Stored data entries
++++++
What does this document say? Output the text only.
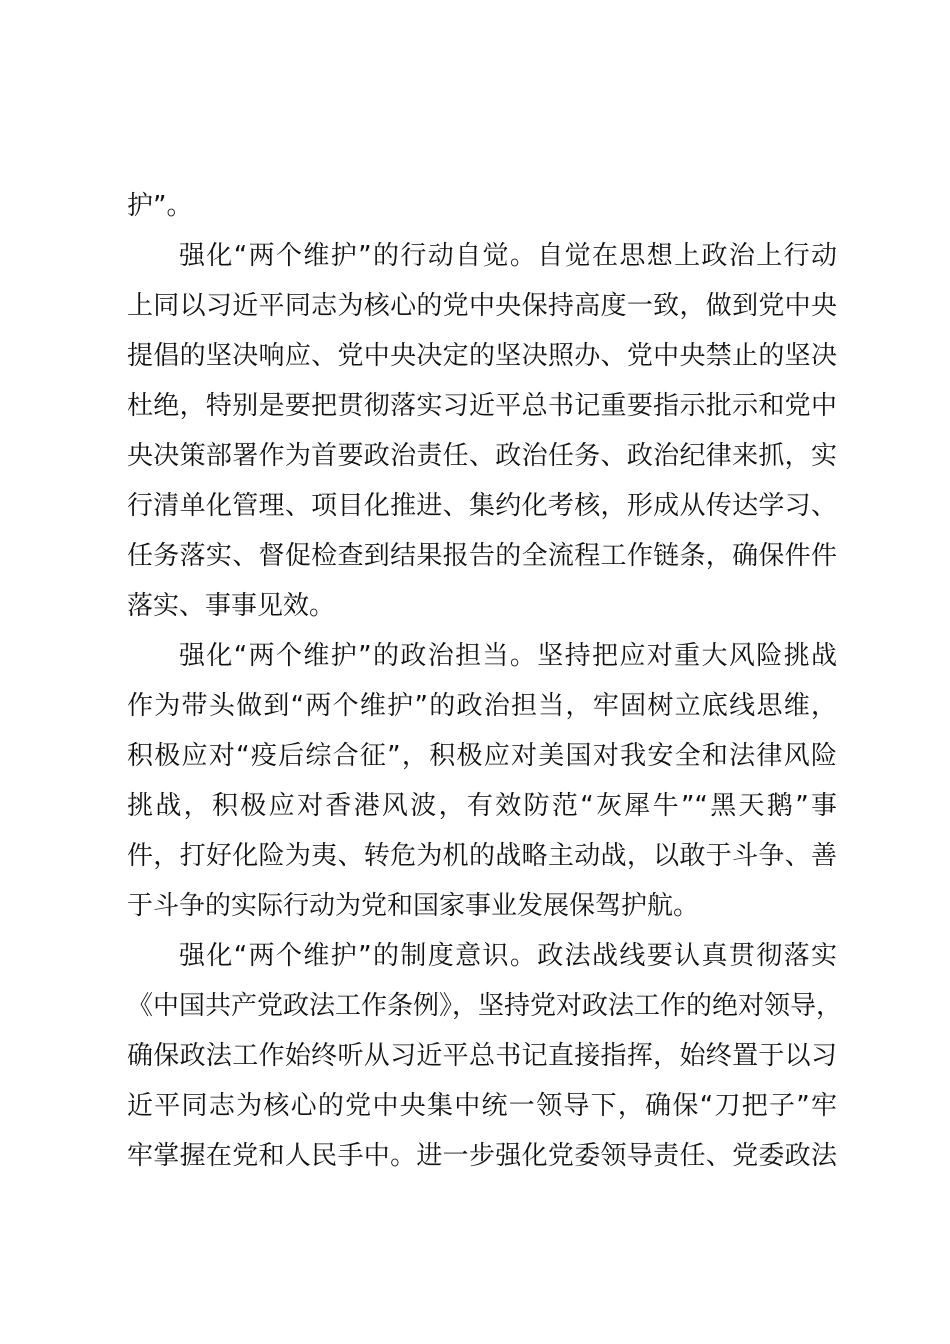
护”。
强化“两个维护”的行动自觉。自觉在思想上政治上行动
上同以习近平同志为核心的党中央保持高度一致，做到党中央
提倡的坚决响应、党中央决定的坚决照办、党中央禁止的坚决
杜绝，特别是要把贯彻落实习近平总书记重要指示批示和党中
央决策部署作为首要政治责任、政治任务、政治纪律来抓，实
行清单化管理、项目化推进、集约化考核，形成从传达学习、
任务落实、督促检查到结果报告的全流程工作链条，确保件件
落实、事事见效。
强化“两个维护”的政治担当。坚持把应对重大风险挑战
作为带头做到“两个维护”的政治担当，牢固树立底线思维，
积极应对“疫后综合征”，积极应对美国对我安全和法律风险
挑战，积极应对香港风波，有效防范“灰犀牛”“黑天鹅”事
件，打好化险为夷、转危为机的战略主动战，以敢于斗争、善
于斗争的实际行动为党和国家事业发展保驾护航。
强化“两个维护”的制度意识。政法战线要认真贯彻落实
《中国共产党政法工作条例》，坚持党对政法工作的绝对领导，
确保政法工作始终听从习近平总书记直接指挥，始终置于以习
近平同志为核心的党中央集中统一领导下，确保“刀把子”牢
牢掌握在党和人民手中。进一步强化党委领导责任、党委政法
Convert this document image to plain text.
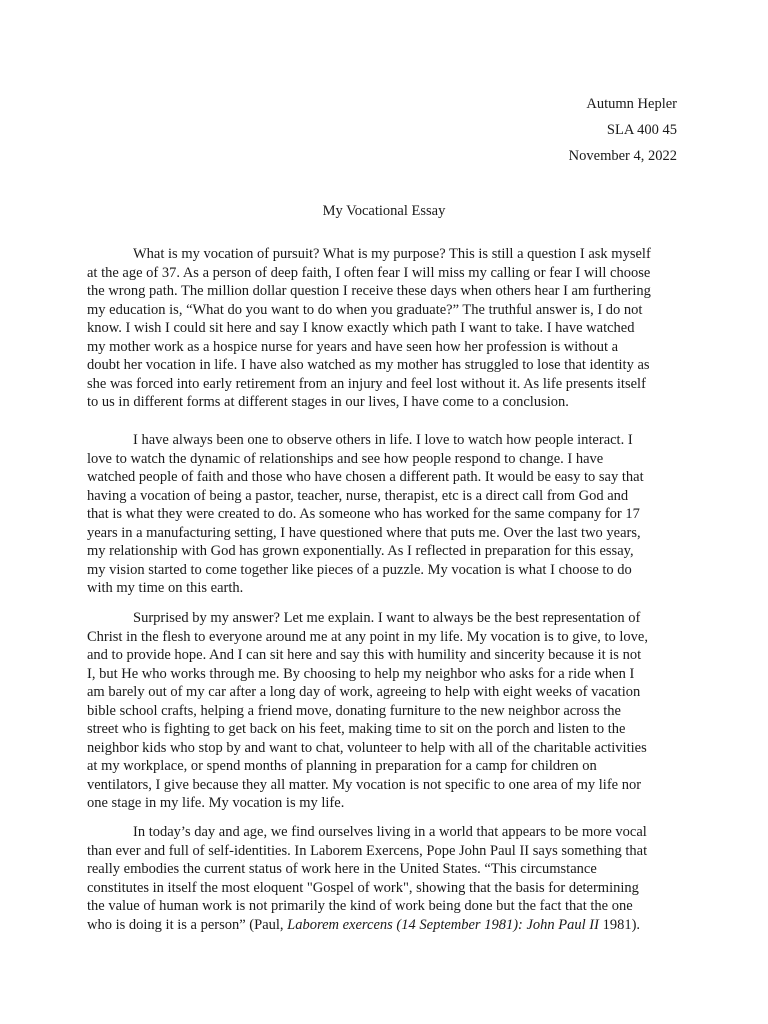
Autumn Hepler
SLA 400 45
November 4, 2022
My Vocational Essay

What is my vocation of pursuit? What is my purpose? This is still a question I ask myself
at the age of 37. As a person of deep faith, I often fear I will miss my calling or fear I will choose
the wrong path. The million dollar question I receive these days when others hear I am furthering
my education is, “What do you want to do when you graduate?” The truthful answer is, I do not
know. I wish I could sit here and say I know exactly which path I want to take. I have watched
my mother work as a hospice nurse for years and have seen how her profession is without a
doubt her vocation in life. I have also watched as my mother has struggled to lose that identity as
she was forced into early retirement from an injury and feel lost without it. As life presents itself
to us in different forms at different stages in our lives, I have come to a conclusion.

I have always been one to observe others in life. I love to watch how people interact. I
love to watch the dynamic of relationships and see how people respond to change. I have
watched people of faith and those who have chosen a different path. It would be easy to say that
having a vocation of being a pastor, teacher, nurse, therapist, etc is a direct call from God and
that is what they were created to do. As someone who has worked for the same company for 17
years in a manufacturing setting, I have questioned where that puts me. Over the last two years,
my relationship with God has grown exponentially. As I reflected in preparation for this essay,
my vision started to come together like pieces of a puzzle. My vocation is what I choose to do
with my time on this earth.

Surprised by my answer? Let me explain. I want to always be the best representation of
Christ in the flesh to everyone around me at any point in my life. My vocation is to give, to love,
and to provide hope. And I can sit here and say this with humility and sincerity because it is not
I, but He who works through me. By choosing to help my neighbor who asks for a ride when I
am barely out of my car after a long day of work, agreeing to help with eight weeks of vacation
bible school crafts, helping a friend move, donating furniture to the new neighbor across the
street who is fighting to get back on his feet, making time to sit on the porch and listen to the
neighbor kids who stop by and want to chat, volunteer to help with all of the charitable activities
at my workplace, or spend months of planning in preparation for a camp for children on
ventilators, I give because they all matter. My vocation is not specific to one area of my life nor
one stage in my life. My vocation is my life.

In today’s day and age, we find ourselves living in a world that appears to be more vocal
than ever and full of self-identities. In Laborem Exercens, Pope John Paul II says something that
really embodies the current status of work here in the United States. “This circumstance
constitutes in itself the most eloquent "Gospel of work", showing that the basis for determining
the value of human work is not primarily the kind of work being done but the fact that the one
who is doing it is a person” (Paul, Laborem exercens (14 September 1981): John Paul II 1981).
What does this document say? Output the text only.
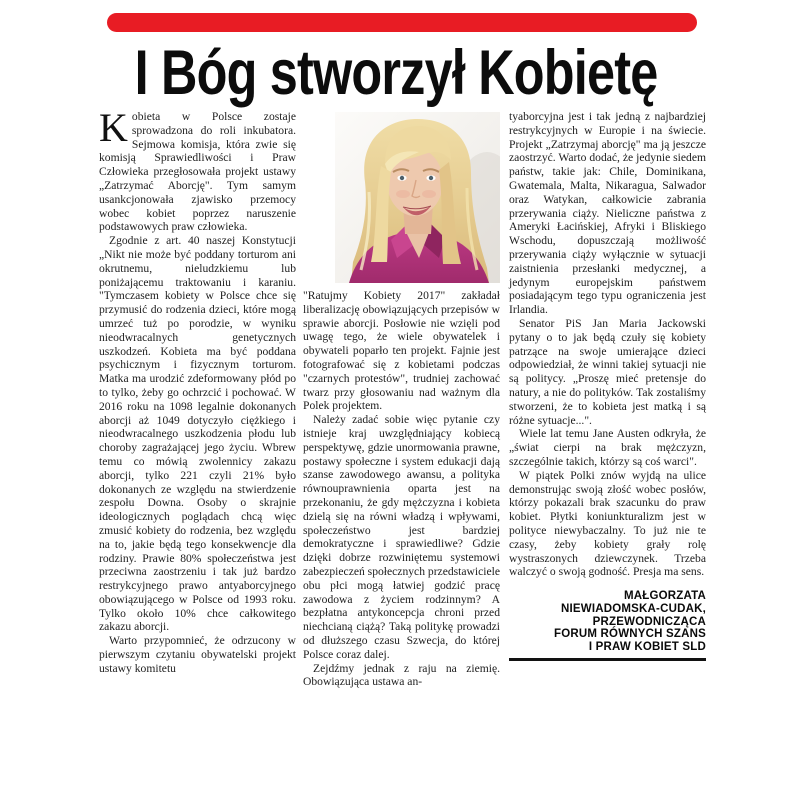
I Bóg stworzył Kobietę

Kobieta w Polsce zostaje sprowadzona do roli inkubatora. Sejmowa komisja, która zwie się komisją Sprawiedliwości i Praw Człowieka przegłosowała projekt ustawy „Zatrzymać Aborcję". Tym samym usankcjonowała zjawisko przemocy wobec kobiet poprzez naruszenie podstawowych praw człowieka.

Zgodnie z art. 40 naszej Konstytucji „Nikt nie może być poddany torturom ani okrutnemu, nieludzkiemu lub poniżającemu traktowaniu i karaniu. "Tymczasem kobiety w Polsce chce się przymusić do rodzenia dzieci, które mogą umrzeć tuż po porodzie, w wyniku nieodwracalnych genetycznych uszkodzeń. Kobieta ma być poddana psychicznym i fizycznym torturom. Matka ma urodzić zdeformowany płód po to tylko, żeby go ochrzcić i pochować. W 2016 roku na 1098 legalnie dokonanych aborcji aż 1049 dotyczyło ciężkiego i nieodwracalnego uszkodzenia płodu lub choroby zagrażającej jego życiu. Wbrew temu co mówią zwolennicy zakazu aborcji, tylko 221 czyli 21% było dokonanych ze względu na stwierdzenie zespołu Downa. Osoby o skrajnie ideologicznych poglądach chcą więc zmusić kobiety do rodzenia, bez względu na to, jakie będą tego konsekwencje dla rodziny. Prawie 80% społeczeństwa jest przeciwna zaostrzeniu i tak już bardzo restrykcyjnego prawo antyaborcyjnego obowiązującego w Polsce od 1993 roku. Tylko około 10% chce całkowitego zakazu aborcji.

Warto przypomnieć, że odrzucony w pierwszym czytaniu obywatelski projekt ustawy komitetu

"Ratujmy Kobiety 2017" zakładał liberalizację obowiązujących przepisów w sprawie aborcji. Posłowie nie wzięli pod uwagę tego, że wiele obywatelek i obywateli poparło ten projekt. Fajnie jest fotografować się z kobietami podczas "czarnych protestów", trudniej zachować twarz przy głosowaniu nad ważnym dla Polek projektem.

Należy zadać sobie więc pytanie czy istnieje kraj uwzględniający kobiecą perspektywę, gdzie unormowania prawne, postawy społeczne i system edukacji dają szanse zawodowego awansu, a polityka równouprawnienia oparta jest na przekonaniu, że gdy mężczyzna i kobieta dzielą się na równi władzą i wpływami, społeczeństwo jest bardziej demokratyczne i sprawiedliwe? Gdzie dzięki dobrze rozwiniętemu systemowi zabezpieczeń społecznych przedstawiciele obu płci mogą łatwiej godzić pracę zawodowa z życiem rodzinnym? A bezpłatna antykoncepcja chroni przed niechcianą ciążą? Taką politykę prowadzi od dłuższego czasu Szwecja, do której Polsce coraz dalej.

Zejdźmy jednak z raju na ziemię. Obowiązująca ustawa an-

tyaborcyjna jest i tak jedną z najbardziej restrykcyjnych w Europie i na świecie. Projekt „Zatrzymaj aborcję" ma ją jeszcze zaostrzyć. Warto dodać, że jedynie siedem państw, takie jak: Chile, Dominikana, Gwatemala, Malta, Nikaragua, Salwador oraz Watykan, całkowicie zabrania przerywania ciąży. Nieliczne państwa z Ameryki Łacińskiej, Afryki i Bliskiego Wschodu, dopuszczają możliwość przerywania ciąży wyłącznie w sytuacji zaistnienia przesłanki medycznej, a jedynym europejskim państwem posiadającym tego typu ograniczenia jest Irlandia.

Senator PiS Jan Maria Jackowski pytany o to jak będą czuły się kobiety patrzące na swoje umierające dzieci odpowiedział, że winni takiej sytuacji nie są politycy. „Proszę mieć pretensje do natury, a nie do polityków. Tak zostaliśmy stworzeni, że to kobieta jest matką i są różne sytuacje...".

Wiele lat temu Jane Austen odkryła, że „świat cierpi na brak mężczyzn, szczególnie takich, którzy są coś warci".

W piątek Polki znów wyjdą na ulice demonstrując swoją złość wobec posłów, którzy pokazali brak szacunku do praw kobiet. Płytki koniunkturalizm jest w polityce niewybaczalny. To już nie te czasy, żeby kobiety grały rolę wystraszonych dziewczynek. Trzeba walczyć o swoją godność. Presja ma sens.

MAŁGORZATA
NIEWIADOMSKA-CUDAK,
PRZEWODNICZĄCA
FORUM RÓWNYCH SZANS
I PRAW KOBIET SLD
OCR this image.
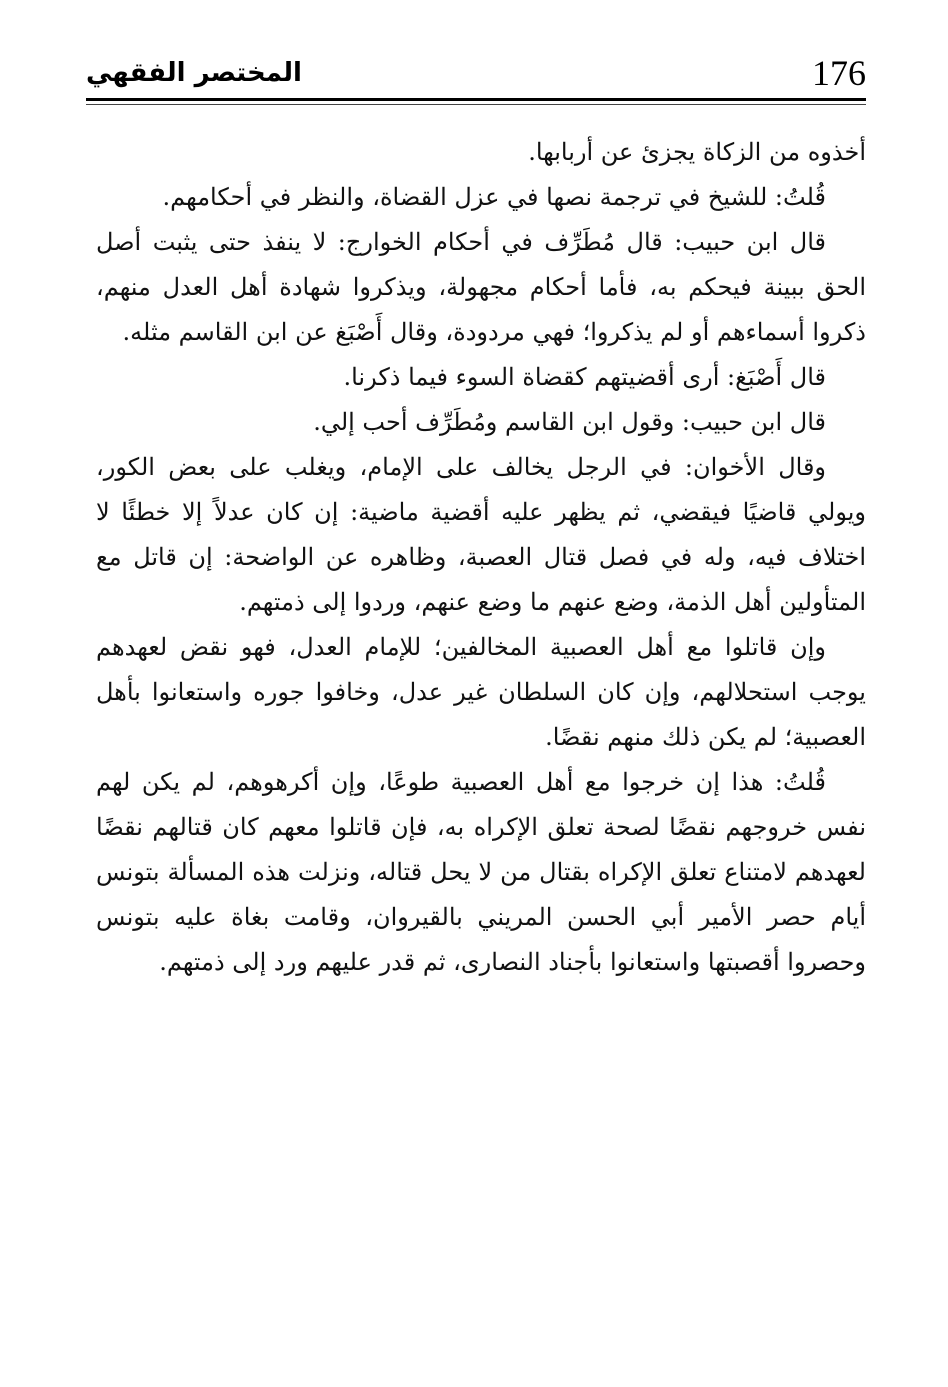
المختصر الفقهي	176

أخذوه من الزكاة يجزئ عن أربابها.

قُلتُ: للشيخ في ترجمة نصها في عزل القضاة، والنظر في أحكامهم.

قال ابن حبيب: قال مُطَرِّف في أحكام الخوارج: لا ينفذ حتى يثبت أصل الحق ببينة فيحكم به، فأما أحكام مجهولة، ويذكروا شهادة أهل العدل منهم، ذكروا أسماءهم أو لم يذكروا؛ فهي مردودة، وقال أَصْبَغ عن ابن القاسم مثله.

قال أَصْبَغ: أرى أقضيتهم كقضاة السوء فيما ذكرنا.

قال ابن حبيب: وقول ابن القاسم ومُطَرِّف أحب إلي.

وقال الأخوان: في الرجل يخالف على الإمام، ويغلب على بعض الكور، ويولي قاضيًا فيقضي، ثم يظهر عليه أقضية ماضية: إن كان عدلاً إلا خطئًا لا اختلاف فيه، وله في فصل قتال العصبة، وظاهره عن الواضحة: إن قاتل مع المتأولين أهل الذمة، وضع عنهم ما وضع عنهم، وردوا إلى ذمتهم.

وإن قاتلوا مع أهل العصبية المخالفين؛ للإمام العدل، فهو نقض لعهدهم يوجب استحلالهم، وإن كان السلطان غير عدل، وخافوا جوره واستعانوا بأهل العصبية؛ لم يكن ذلك منهم نقضًا.

قُلتُ: هذا إن خرجوا مع أهل العصبية طوعًا، وإن أكرهوهم، لم يكن لهم نفس خروجهم نقضًا لصحة تعلق الإكراه به، فإن قاتلوا معهم كان قتالهم نقضًا لعهدهم لامتناع تعلق الإكراه بقتال من لا يحل قتاله، ونزلت هذه المسألة بتونس أيام حصر الأمير أبي الحسن المريني بالقيروان، وقامت بغاة عليه بتونس وحصروا أقصبتها واستعانوا بأجناد النصارى، ثم قدر عليهم ورد إلى ذمتهم.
++++++
▶ What the exercise asks
Where a line holds "when", copy that line.

▶ Task result
the wrong path. The million dollar question I receive these days when others hear I am furthering
my education is, “What do you want to do when you graduate?” The truthful answer is, I do not
I, but He who works through me. By choosing to help my neighbor who asks for a ride when I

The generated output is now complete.